# [Job]
Write the records out again exactly, leaving no images in.

>> Begin Extracted entries

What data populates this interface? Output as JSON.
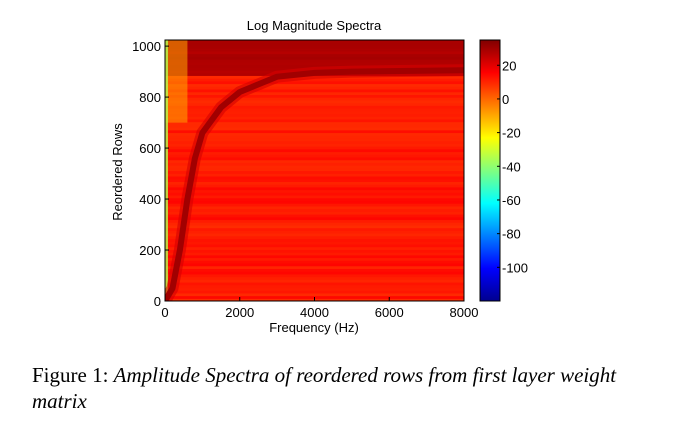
{
  "chart_data": {
    "type": "heatmap",
    "title": "Log Magnitude Spectra",
    "xlabel": "Frequency (Hz)",
    "ylabel": "Reordered Rows",
    "xlim": [
      0,
      8000
    ],
    "ylim": [
      0,
      1024
    ],
    "x_ticks": [
      "0",
      "2000",
      "4000",
      "6000",
      "8000"
    ],
    "x_tick_values": [
      0,
      2000,
      4000,
      6000,
      8000
    ],
    "y_ticks": [
      "0",
      "200",
      "400",
      "600",
      "800",
      "1000"
    ],
    "y_tick_values": [
      0,
      200,
      400,
      600,
      800,
      1000
    ],
    "colorbar": {
      "range": [
        -120,
        35
      ],
      "ticks": [
        "20",
        "0",
        "-20",
        "-40",
        "-60",
        "-80",
        "-100"
      ],
      "tick_values": [
        20,
        0,
        -20,
        -40,
        -60,
        -80,
        -100
      ],
      "colormap": "jet"
    },
    "ridge": {
      "description_points_hz_row": [
        [
          0,
          0
        ],
        [
          200,
          50
        ],
        [
          400,
          200
        ],
        [
          600,
          400
        ],
        [
          800,
          560
        ],
        [
          1000,
          660
        ],
        [
          1500,
          760
        ],
        [
          2000,
          820
        ],
        [
          3000,
          880
        ],
        [
          4000,
          895
        ],
        [
          5000,
          900
        ],
        [
          6000,
          902
        ],
        [
          8000,
          905
        ]
      ],
      "level_db": 30
    },
    "background_level_db": 12,
    "low_freq_band_level_db": -10,
    "top_rows_level_db": 28
  },
  "caption": {
    "label": "Figure 1:",
    "text": "Amplitude Spectra of reordered rows from first layer weight matrix"
  }
}
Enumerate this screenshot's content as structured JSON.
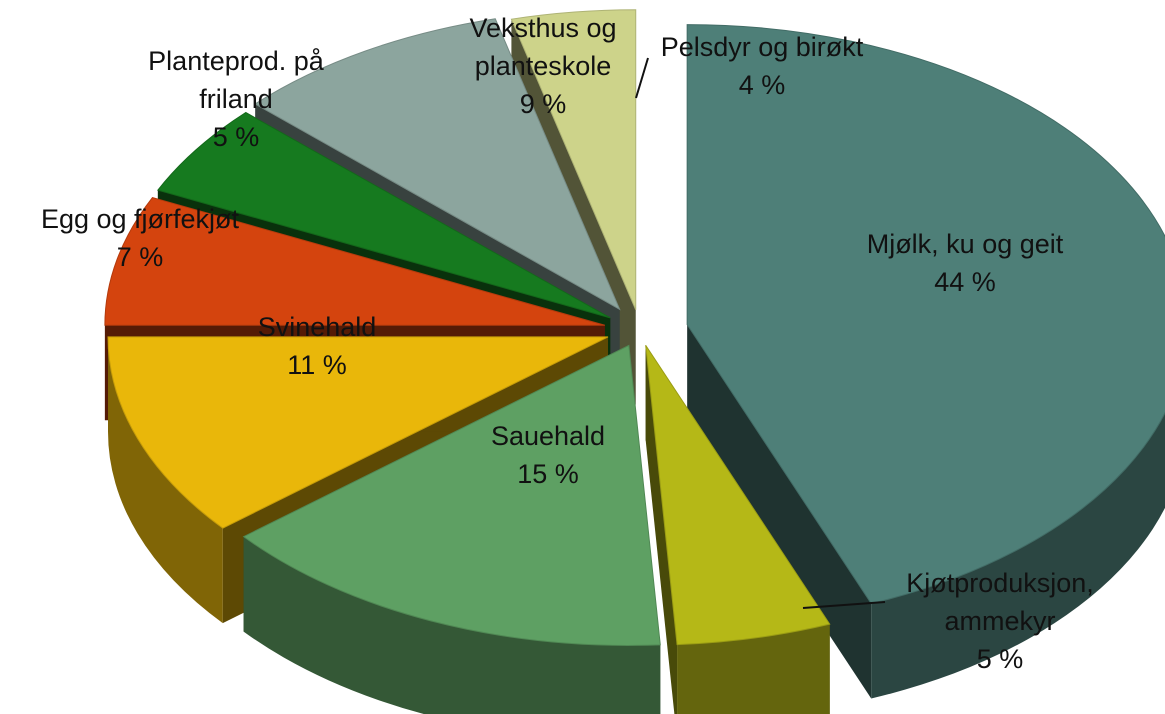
{
  "chart_data": {
    "type": "pie",
    "title": "",
    "slices": [
      {
        "name": "Mjølk, ku og geit",
        "value": 44,
        "value_label": "44 %",
        "color": "#4E7F78"
      },
      {
        "name": "Kjøtproduksjon, ammekyr",
        "value": 5,
        "value_label": "5 %",
        "color": "#B5B817"
      },
      {
        "name": "Sauehald",
        "value": 15,
        "value_label": "15 %",
        "color": "#5EA063"
      },
      {
        "name": "Svinehald",
        "value": 11,
        "value_label": "11 %",
        "color": "#E9B70A"
      },
      {
        "name": "Egg og fjørfekjøt",
        "value": 7,
        "value_label": "7 %",
        "color": "#D4440E"
      },
      {
        "name": "Planteprod. på friland",
        "value": 5,
        "value_label": "5 %",
        "color": "#167A1F"
      },
      {
        "name": "Veksthus og planteskole",
        "value": 9,
        "value_label": "9 %",
        "color": "#8CA59E"
      },
      {
        "name": "Pelsdyr og birøkt",
        "value": 4,
        "value_label": "4 %",
        "color": "#CDD38A"
      }
    ]
  }
}
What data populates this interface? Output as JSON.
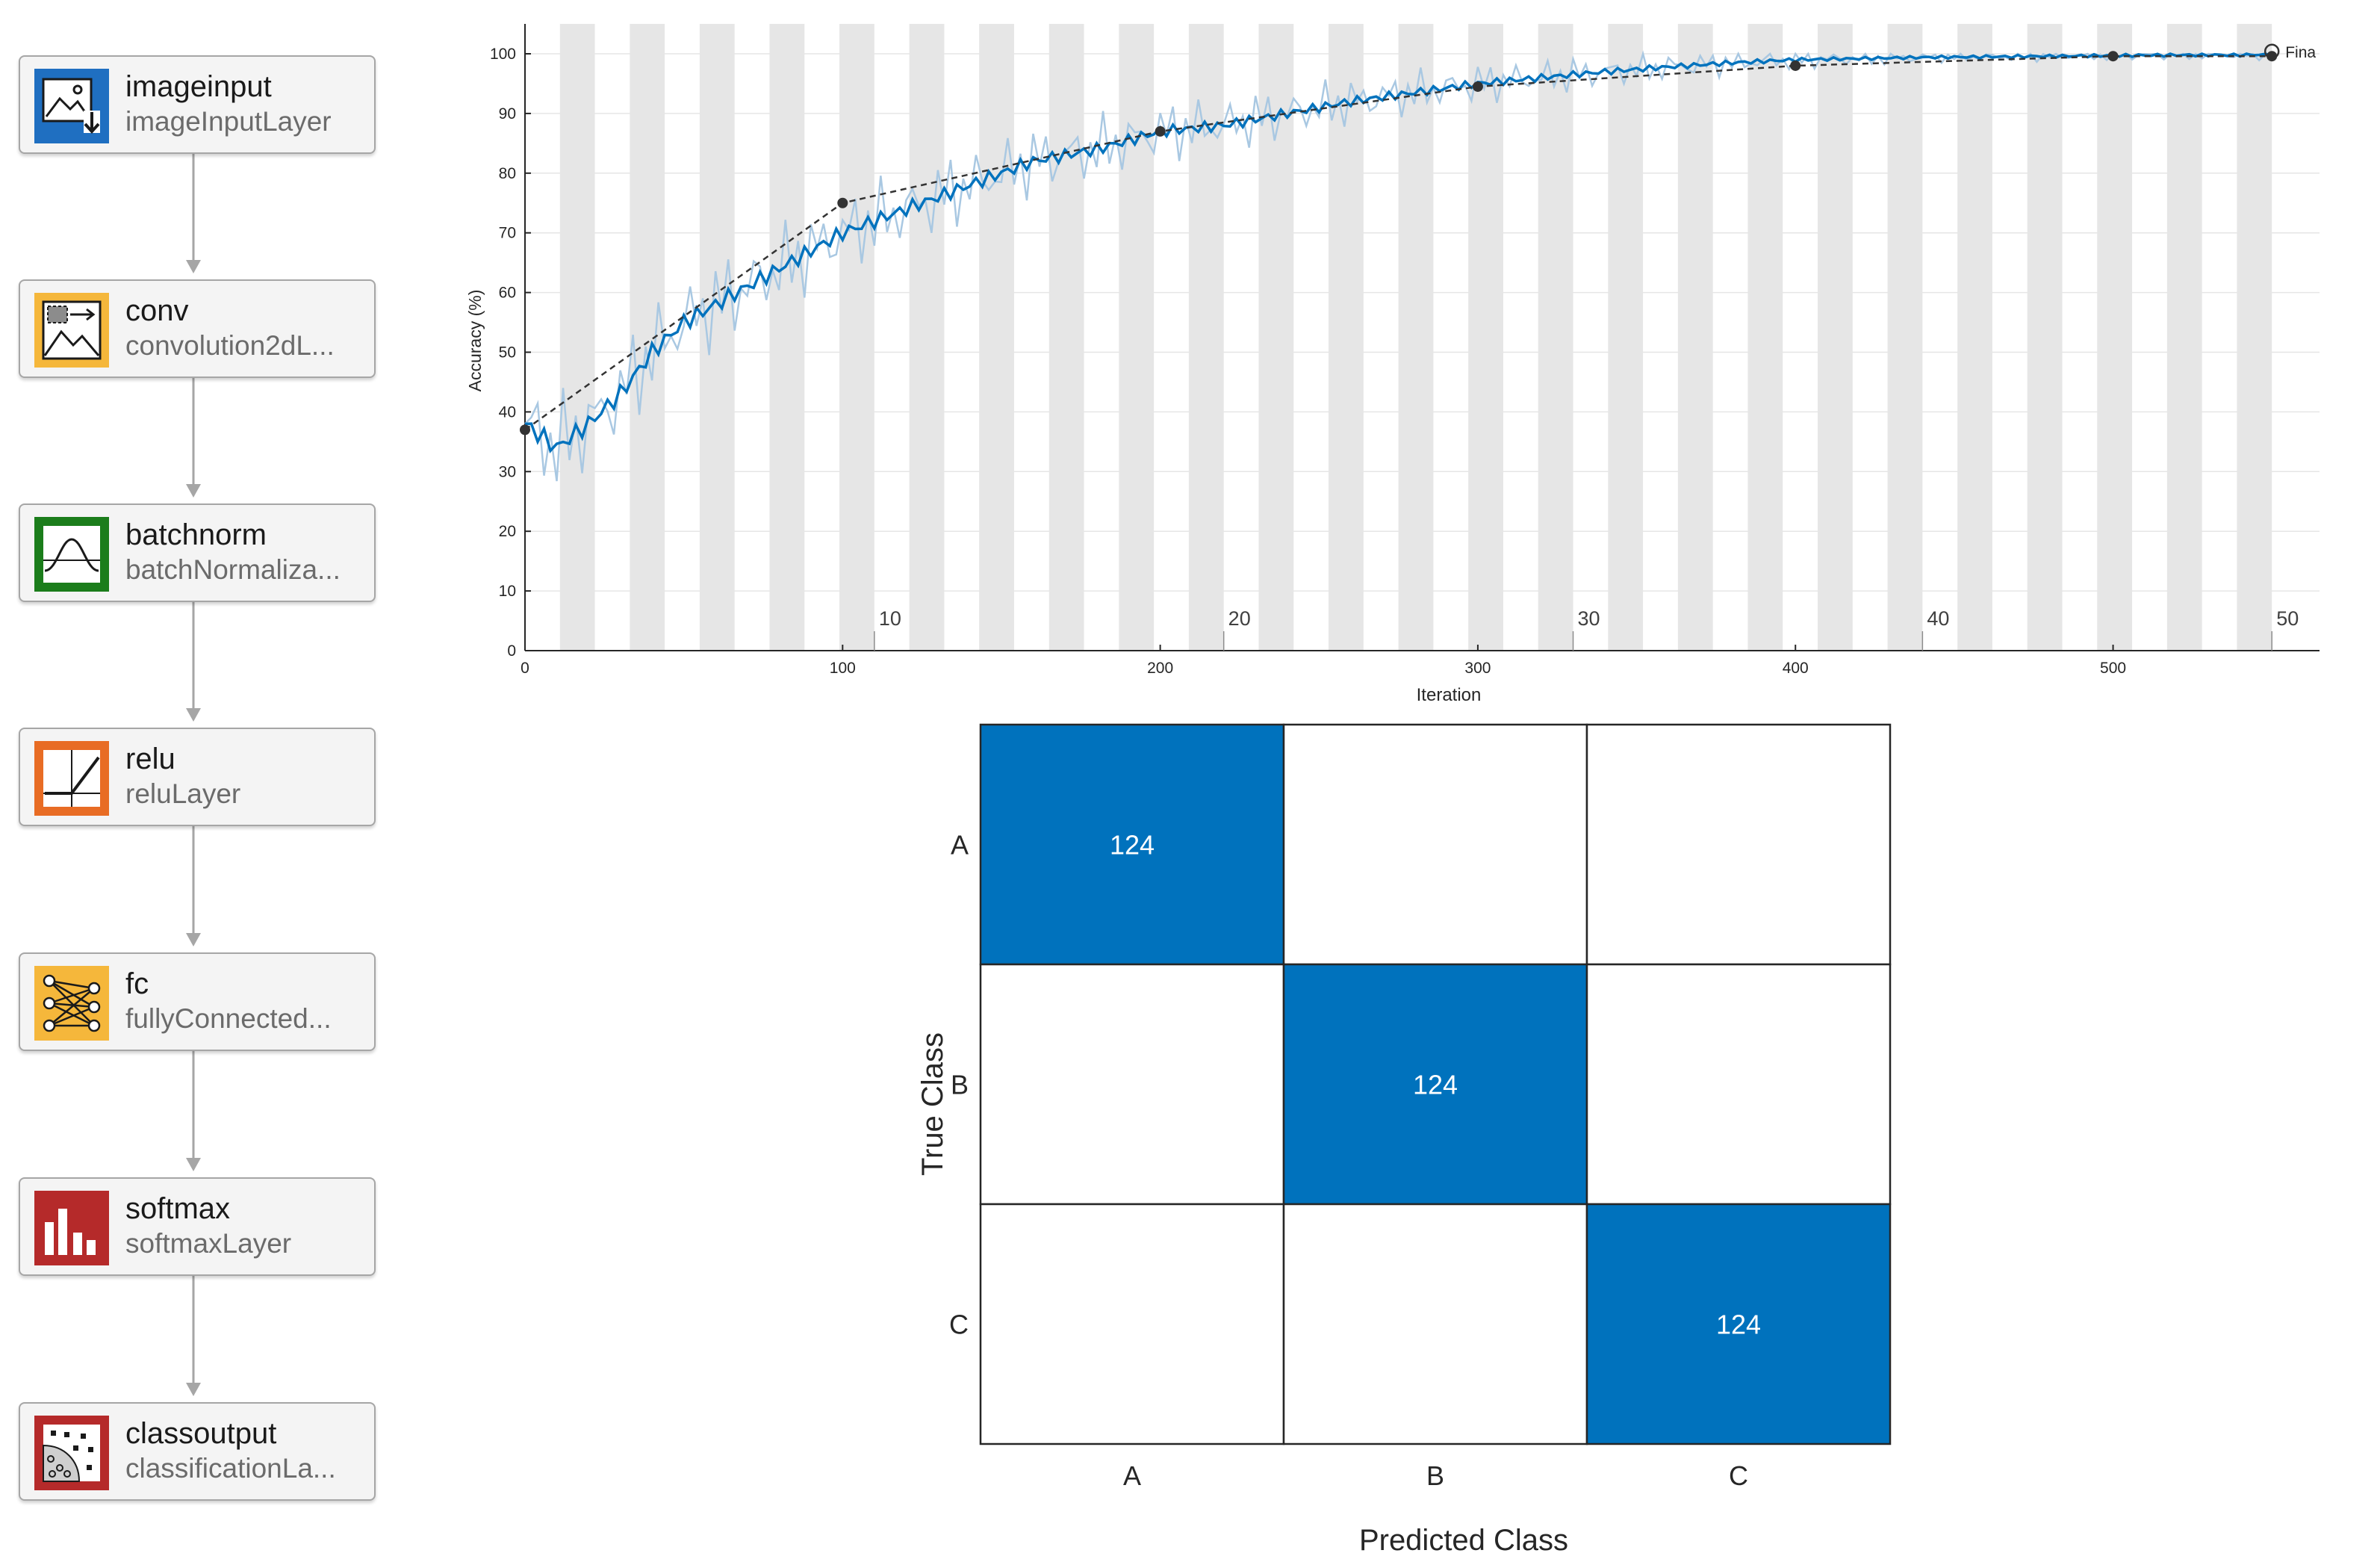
{
  "layers": [
    {
      "name": "imageinput",
      "type": "imageInputLayer",
      "icon": "image-input-icon",
      "color": "#1f6fc1"
    },
    {
      "name": "conv",
      "type": "convolution2dL...",
      "icon": "convolution-icon",
      "color": "#f5b73b"
    },
    {
      "name": "batchnorm",
      "type": "batchNormaliza...",
      "icon": "bell-curve-icon",
      "color": "#1b7d1b"
    },
    {
      "name": "relu",
      "type": "reluLayer",
      "icon": "relu-ramp-icon",
      "color": "#e86c24"
    },
    {
      "name": "fc",
      "type": "fullyConnected...",
      "icon": "fully-connected-icon",
      "color": "#f5b73b"
    },
    {
      "name": "softmax",
      "type": "softmaxLayer",
      "icon": "bar-chart-icon",
      "color": "#b52a2a"
    },
    {
      "name": "classoutput",
      "type": "classificationLa...",
      "icon": "scatter-class-icon",
      "color": "#b52a2a"
    }
  ],
  "colors": {
    "accent": "#0072bd",
    "raw_curve": "#a9c8e2",
    "validation": "#333333",
    "epoch_band": "#e6e6e6",
    "grid": "#e6e6e6",
    "axis": "#262626",
    "cell_hit": "#0072bd",
    "cell_miss": "#ffffff",
    "node_bg": "#f4f4f4"
  },
  "chart_data": [
    {
      "type": "line",
      "xlabel": "Iteration",
      "ylabel": "Accuracy (%)",
      "xlim": [
        0,
        565
      ],
      "ylim": [
        0,
        100
      ],
      "x_ticks": [
        0,
        100,
        200,
        300,
        400,
        500
      ],
      "y_ticks": [
        0,
        10,
        20,
        30,
        40,
        50,
        60,
        70,
        80,
        90,
        100
      ],
      "epoch_labels": [
        10,
        20,
        30,
        40,
        50
      ],
      "iterations_per_epoch": 11,
      "num_epochs": 50,
      "grid": true,
      "final_marker_label": "Fina",
      "series": [
        {
          "name": "",
          "style": "smoothed",
          "x": [
            0,
            10,
            20,
            30,
            40,
            50,
            60,
            70,
            80,
            90,
            100,
            120,
            140,
            160,
            180,
            200,
            220,
            240,
            260,
            280,
            300,
            320,
            340,
            360,
            380,
            400,
            420,
            440,
            460,
            480,
            500,
            520,
            540,
            550
          ],
          "y": [
            38,
            34,
            38,
            43,
            50,
            55,
            58,
            61,
            64,
            67,
            70,
            74,
            78,
            82,
            84,
            87,
            88,
            90,
            92,
            93.5,
            95,
            96,
            97,
            97.8,
            98.5,
            99,
            99.2,
            99.4,
            99.5,
            99.6,
            99.7,
            99.8,
            99.8,
            99.9
          ]
        },
        {
          "name": "",
          "style": "validation",
          "x": [
            0,
            100,
            200,
            300,
            400,
            500,
            550
          ],
          "y": [
            37,
            75,
            87,
            94.5,
            98,
            99.6,
            99.6
          ]
        }
      ]
    },
    {
      "type": "heatmap",
      "xlabel": "Predicted Class",
      "ylabel": "True Class",
      "x_categories": [
        "A",
        "B",
        "C"
      ],
      "y_categories": [
        "A",
        "B",
        "C"
      ],
      "values": [
        [
          124,
          0,
          0
        ],
        [
          0,
          124,
          0
        ],
        [
          0,
          0,
          124
        ]
      ]
    }
  ]
}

>> End Extracted entries

# [Reply to the exercise]
What data populates this interface? Output as JSON.
{
  "chart_data": {
    "type": "heatmap",
    "title": "Log Magnitude Spectra",
    "xlabel": "Frequency (Hz)",
    "ylabel": "Reordered Rows",
    "xlim": [
      0,
      8000
    ],
    "ylim": [
      0,
      1024
    ],
    "x_ticks": [
      "0",
      "2000",
      "4000",
      "6000",
      "8000"
    ],
    "x_tick_values": [
      0,
      2000,
      4000,
      6000,
      8000
    ],
    "y_ticks": [
      "0",
      "200",
      "400",
      "600",
      "800",
      "1000"
    ],
    "y_tick_values": [
      0,
      200,
      400,
      600,
      800,
      1000
    ],
    "colorbar": {
      "range": [
        -120,
        35
      ],
      "ticks": [
        "20",
        "0",
        "-20",
        "-40",
        "-60",
        "-80",
        "-100"
      ],
      "tick_values": [
        20,
        0,
        -20,
        -40,
        -60,
        -80,
        -100
      ],
      "colormap": "jet"
    },
    "ridge": {
      "description_points_hz_row": [
        [
          0,
          0
        ],
        [
          200,
          50
        ],
        [
          400,
          200
        ],
        [
          600,
          400
        ],
        [
          800,
          560
        ],
        [
          1000,
          660
        ],
        [
          1500,
          760
        ],
        [
          2000,
          820
        ],
        [
          3000,
          880
        ],
        [
          4000,
          895
        ],
        [
          5000,
          900
        ],
        [
          6000,
          902
        ],
        [
          8000,
          905
        ]
      ],
      "level_db": 30
    },
    "background_level_db": 12,
    "low_freq_band_level_db": -10,
    "top_rows_level_db": 28
  },
  "caption": {
    "label": "Figure 1:",
    "text": "Amplitude Spectra of reordered rows from first layer weight matrix"
  }
}
Enumerate this screenshot's content as structured JSON.
{
  "chart_data": {
    "type": "pie",
    "title": "",
    "slices": [
      {
        "name": "Mjølk, ku og geit",
        "value": 44,
        "value_label": "44 %",
        "color": "#4E7F78"
      },
      {
        "name": "Kjøtproduksjon, ammekyr",
        "value": 5,
        "value_label": "5 %",
        "color": "#B5B817"
      },
      {
        "name": "Sauehald",
        "value": 15,
        "value_label": "15 %",
        "color": "#5EA063"
      },
      {
        "name": "Svinehald",
        "value": 11,
        "value_label": "11 %",
        "color": "#E9B70A"
      },
      {
        "name": "Egg og fjørfekjøt",
        "value": 7,
        "value_label": "7 %",
        "color": "#D4440E"
      },
      {
        "name": "Planteprod. på friland",
        "value": 5,
        "value_label": "5 %",
        "color": "#167A1F"
      },
      {
        "name": "Veksthus og planteskole",
        "value": 9,
        "value_label": "9 %",
        "color": "#8CA59E"
      },
      {
        "name": "Pelsdyr og birøkt",
        "value": 4,
        "value_label": "4 %",
        "color": "#CDD38A"
      }
    ]
  }
}
What data populates this interface? Output as JSON.
{
  "layers": [
    {
      "name": "imageinput",
      "type": "imageInputLayer",
      "icon": "image-input-icon",
      "color": "#1f6fc1"
    },
    {
      "name": "conv",
      "type": "convolution2dL...",
      "icon": "convolution-icon",
      "color": "#f5b73b"
    },
    {
      "name": "batchnorm",
      "type": "batchNormaliza...",
      "icon": "bell-curve-icon",
      "color": "#1b7d1b"
    },
    {
      "name": "relu",
      "type": "reluLayer",
      "icon": "relu-ramp-icon",
      "color": "#e86c24"
    },
    {
      "name": "fc",
      "type": "fullyConnected...",
      "icon": "fully-connected-icon",
      "color": "#f5b73b"
    },
    {
      "name": "softmax",
      "type": "softmaxLayer",
      "icon": "bar-chart-icon",
      "color": "#b52a2a"
    },
    {
      "name": "classoutput",
      "type": "classificationLa...",
      "icon": "scatter-class-icon",
      "color": "#b52a2a"
    }
  ],
  "colors": {
    "accent": "#0072bd",
    "raw_curve": "#a9c8e2",
    "validation": "#333333",
    "epoch_band": "#e6e6e6",
    "grid": "#e6e6e6",
    "axis": "#262626",
    "cell_hit": "#0072bd",
    "cell_miss": "#ffffff",
    "node_bg": "#f4f4f4"
  },
  "chart_data": [
    {
      "type": "line",
      "xlabel": "Iteration",
      "ylabel": "Accuracy (%)",
      "xlim": [
        0,
        565
      ],
      "ylim": [
        0,
        100
      ],
      "x_ticks": [
        0,
        100,
        200,
        300,
        400,
        500
      ],
      "y_ticks": [
        0,
        10,
        20,
        30,
        40,
        50,
        60,
        70,
        80,
        90,
        100
      ],
      "epoch_labels": [
        10,
        20,
        30,
        40,
        50
      ],
      "iterations_per_epoch": 11,
      "num_epochs": 50,
      "grid": true,
      "final_marker_label": "Fina",
      "series": [
        {
          "name": "",
          "style": "smoothed",
          "x": [
            0,
            10,
            20,
            30,
            40,
            50,
            60,
            70,
            80,
            90,
            100,
            120,
            140,
            160,
            180,
            200,
            220,
            240,
            260,
            280,
            300,
            320,
            340,
            360,
            380,
            400,
            420,
            440,
            460,
            480,
            500,
            520,
            540,
            550
          ],
          "y": [
            38,
            34,
            38,
            43,
            50,
            55,
            58,
            61,
            64,
            67,
            70,
            74,
            78,
            82,
            84,
            87,
            88,
            90,
            92,
            93.5,
            95,
            96,
            97,
            97.8,
            98.5,
            99,
            99.2,
            99.4,
            99.5,
            99.6,
            99.7,
            99.8,
            99.8,
            99.9
          ]
        },
        {
          "name": "",
          "style": "validation",
          "x": [
            0,
            100,
            200,
            300,
            400,
            500,
            550
          ],
          "y": [
            37,
            75,
            87,
            94.5,
            98,
            99.6,
            99.6
          ]
        }
      ]
    },
    {
      "type": "heatmap",
      "xlabel": "Predicted Class",
      "ylabel": "True Class",
      "x_categories": [
        "A",
        "B",
        "C"
      ],
      "y_categories": [
        "A",
        "B",
        "C"
      ],
      "values": [
        [
          124,
          0,
          0
        ],
        [
          0,
          124,
          0
        ],
        [
          0,
          0,
          124
        ]
      ]
    }
  ]
}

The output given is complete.